AIM. Copy out every line of the data exactly.

# Start of DATA SHOWN

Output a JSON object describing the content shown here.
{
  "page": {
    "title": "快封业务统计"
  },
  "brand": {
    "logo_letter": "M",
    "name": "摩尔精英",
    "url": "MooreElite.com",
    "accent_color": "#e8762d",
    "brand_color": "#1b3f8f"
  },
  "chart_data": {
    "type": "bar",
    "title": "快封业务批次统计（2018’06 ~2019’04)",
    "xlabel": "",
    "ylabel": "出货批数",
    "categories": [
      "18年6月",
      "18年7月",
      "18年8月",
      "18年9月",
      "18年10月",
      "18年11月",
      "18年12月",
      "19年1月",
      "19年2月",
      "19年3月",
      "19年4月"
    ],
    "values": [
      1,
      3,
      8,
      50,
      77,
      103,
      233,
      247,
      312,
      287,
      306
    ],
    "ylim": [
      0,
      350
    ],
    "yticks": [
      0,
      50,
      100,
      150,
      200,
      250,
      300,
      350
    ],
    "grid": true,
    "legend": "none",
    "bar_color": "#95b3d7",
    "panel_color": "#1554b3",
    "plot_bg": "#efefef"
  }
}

# End of DATA SHOWN

FINAL RESULT.
Output a JSON object describing the content shown here.
{
  "page": {
    "title": "快封业务统计"
  },
  "brand": {
    "logo_letter": "M",
    "name": "摩尔精英",
    "url": "MooreElite.com",
    "accent_color": "#e8762d",
    "brand_color": "#1b3f8f"
  },
  "chart_data": {
    "type": "bar",
    "title": "快封业务批次统计（2018’06 ~2019’04)",
    "xlabel": "",
    "ylabel": "出货批数",
    "categories": [
      "18年6月",
      "18年7月",
      "18年8月",
      "18年9月",
      "18年10月",
      "18年11月",
      "18年12月",
      "19年1月",
      "19年2月",
      "19年3月",
      "19年4月"
    ],
    "values": [
      1,
      3,
      8,
      50,
      77,
      103,
      233,
      247,
      312,
      287,
      306
    ],
    "ylim": [
      0,
      350
    ],
    "yticks": [
      0,
      50,
      100,
      150,
      200,
      250,
      300,
      350
    ],
    "grid": true,
    "legend": "none",
    "bar_color": "#95b3d7",
    "panel_color": "#1554b3",
    "plot_bg": "#efefef"
  }
}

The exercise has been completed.